WORK TO BE COMPLETED: Write the entries out again exactly as they stand, but without the pictures.

AVAILABLE RECORDS:
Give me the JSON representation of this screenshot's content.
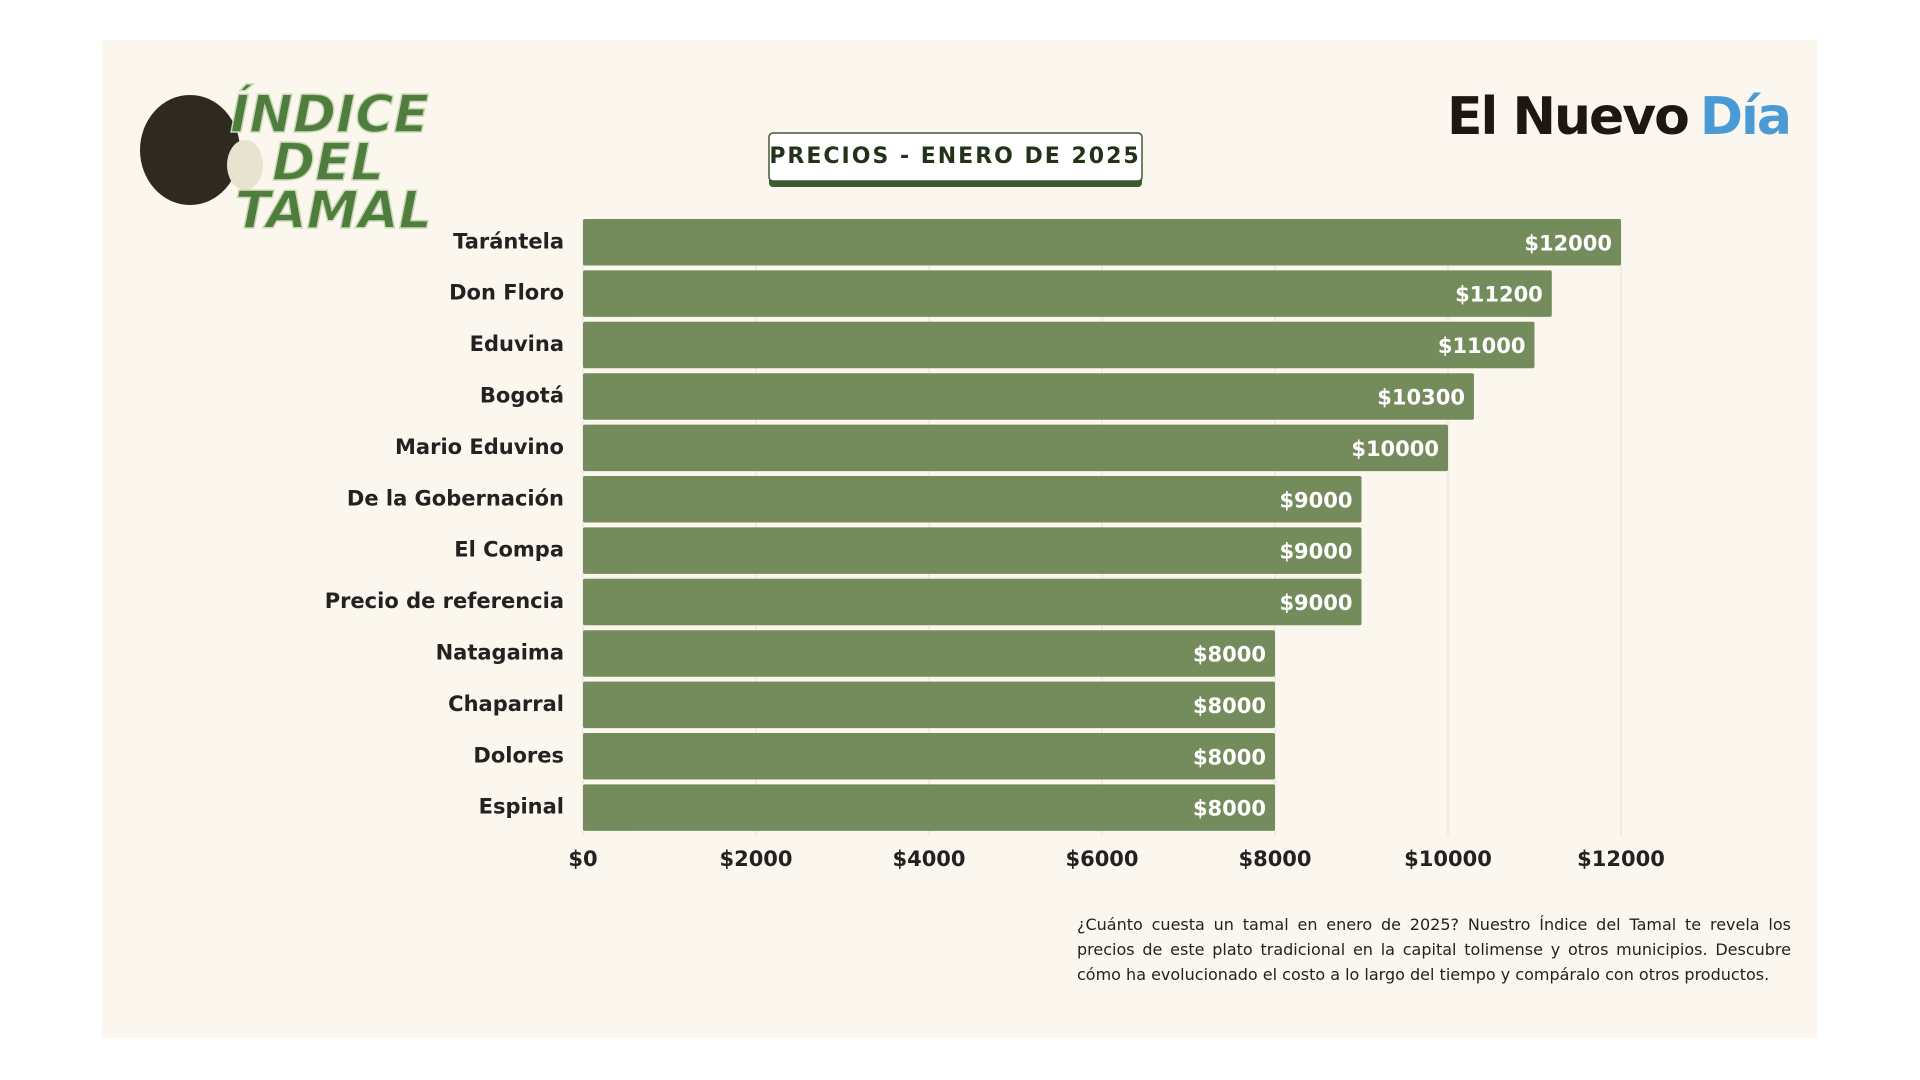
{
  "header": {
    "logo_lines": [
      "ÍNDICE",
      "DEL",
      "TAMAL"
    ],
    "brand": "El Nuevo",
    "brand_highlight": "Día"
  },
  "chart_data": {
    "type": "bar",
    "orientation": "horizontal",
    "title": "PRECIOS - ENERO DE 2025",
    "categories": [
      "Tarántela",
      "Don Floro",
      "Eduvina",
      "Bogotá",
      "Mario Eduvino",
      "De la Gobernación",
      "El Compa",
      "Precio de referencia",
      "Natagaima",
      "Chaparral",
      "Dolores",
      "Espinal"
    ],
    "values": [
      12000,
      11200,
      11000,
      10300,
      10000,
      9000,
      9000,
      9000,
      8000,
      8000,
      8000,
      8000
    ],
    "value_labels": [
      "$12000",
      "$11200",
      "$11000",
      "$10300",
      "$10000",
      "$9000",
      "$9000",
      "$9000",
      "$8000",
      "$8000",
      "$8000",
      "$8000"
    ],
    "color": "#748c5c",
    "xlim": [
      0,
      12000
    ],
    "xticks": [
      {
        "value": 0,
        "label": "$0"
      },
      {
        "value": 2000,
        "label": "$2000"
      },
      {
        "value": 4000,
        "label": "$4000"
      },
      {
        "value": 6000,
        "label": "$6000"
      },
      {
        "value": 8000,
        "label": "$8000"
      },
      {
        "value": 10000,
        "label": "$10000"
      },
      {
        "value": 12000,
        "label": "$12000"
      }
    ],
    "grid": true
  },
  "footer": {
    "description": "¿Cuánto cuesta un tamal en enero de 2025? Nuestro Índice del Tamal te revela los precios de este plato tradicional en la capital tolimense y otros municipios. Descubre cómo ha evolucionado el costo a lo largo del tiempo y compáralo con otros productos."
  }
}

SOLUTION TO THE PROBLEM:
Give me the JSON representation of this screenshot's content.
{
  "header": {
    "logo_lines": [
      "ÍNDICE",
      "DEL",
      "TAMAL"
    ],
    "brand": "El Nuevo",
    "brand_highlight": "Día"
  },
  "chart_data": {
    "type": "bar",
    "orientation": "horizontal",
    "title": "PRECIOS - ENERO DE 2025",
    "categories": [
      "Tarántela",
      "Don Floro",
      "Eduvina",
      "Bogotá",
      "Mario Eduvino",
      "De la Gobernación",
      "El Compa",
      "Precio de referencia",
      "Natagaima",
      "Chaparral",
      "Dolores",
      "Espinal"
    ],
    "values": [
      12000,
      11200,
      11000,
      10300,
      10000,
      9000,
      9000,
      9000,
      8000,
      8000,
      8000,
      8000
    ],
    "value_labels": [
      "$12000",
      "$11200",
      "$11000",
      "$10300",
      "$10000",
      "$9000",
      "$9000",
      "$9000",
      "$8000",
      "$8000",
      "$8000",
      "$8000"
    ],
    "color": "#748c5c",
    "xlim": [
      0,
      12000
    ],
    "xticks": [
      {
        "value": 0,
        "label": "$0"
      },
      {
        "value": 2000,
        "label": "$2000"
      },
      {
        "value": 4000,
        "label": "$4000"
      },
      {
        "value": 6000,
        "label": "$6000"
      },
      {
        "value": 8000,
        "label": "$8000"
      },
      {
        "value": 10000,
        "label": "$10000"
      },
      {
        "value": 12000,
        "label": "$12000"
      }
    ],
    "grid": true
  },
  "footer": {
    "description": "¿Cuánto cuesta un tamal en enero de 2025? Nuestro Índice del Tamal te revela los precios de este plato tradicional en la capital tolimense y otros municipios. Descubre cómo ha evolucionado el costo a lo largo del tiempo y compáralo con otros productos."
  }
}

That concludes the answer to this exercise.